─── Records shown

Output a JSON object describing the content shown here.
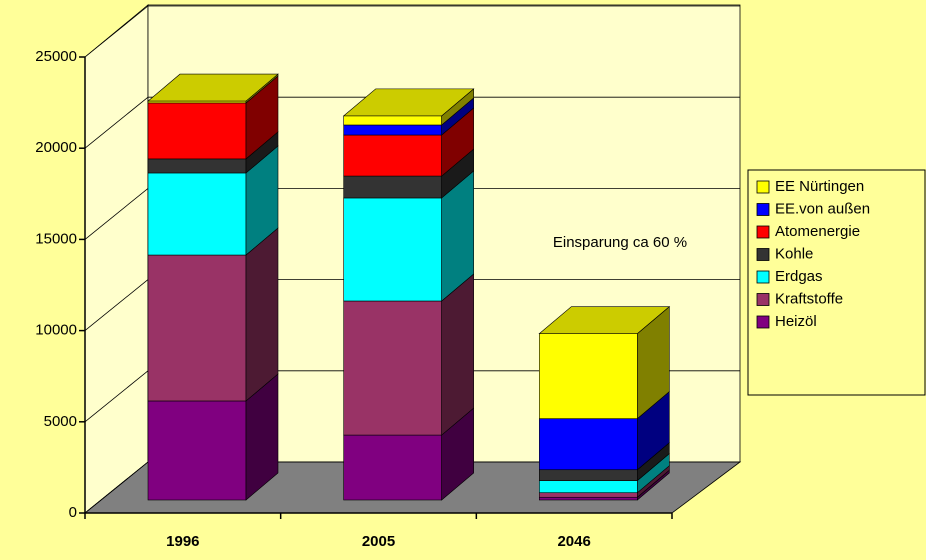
{
  "chart_data": {
    "type": "bar3d_stacked",
    "categories": [
      "1996",
      "2005",
      "2046"
    ],
    "series": [
      {
        "name": "Heizöl",
        "color": "#800080",
        "values": [
          5430,
          3560,
          150
        ]
      },
      {
        "name": "Kraftstoffe",
        "color": "#993366",
        "values": [
          8000,
          7350,
          250
        ]
      },
      {
        "name": "Erdgas",
        "color": "#00ffff",
        "values": [
          4500,
          5650,
          660
        ]
      },
      {
        "name": "Kohle",
        "color": "#333333",
        "values": [
          770,
          1200,
          600
        ]
      },
      {
        "name": "Atomenergie",
        "color": "#ff0000",
        "values": [
          3070,
          2250,
          0
        ]
      },
      {
        "name": "EE.von außen",
        "color": "#0000ff",
        "values": [
          0,
          550,
          2800
        ]
      },
      {
        "name": "EE Nürtingen",
        "color": "#ffff00",
        "values": [
          100,
          500,
          4660
        ]
      }
    ],
    "ylim": [
      0,
      25000
    ],
    "yticks": [
      0,
      5000,
      10000,
      15000,
      20000,
      25000
    ],
    "grid": true,
    "annotation": "Einsparung ca 60 %",
    "legend": "right"
  }
}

──────

- What you are asked to do -
Copy each line above that contains the word "name".

- Result for this exercise -
        "name": "Heizöl",
        "name": "Kraftstoffe",
        "name": "Erdgas",
        "name": "Kohle",
        "name": "Atomenergie",
        "name": "EE.von außen",
        "name": "EE Nürtingen",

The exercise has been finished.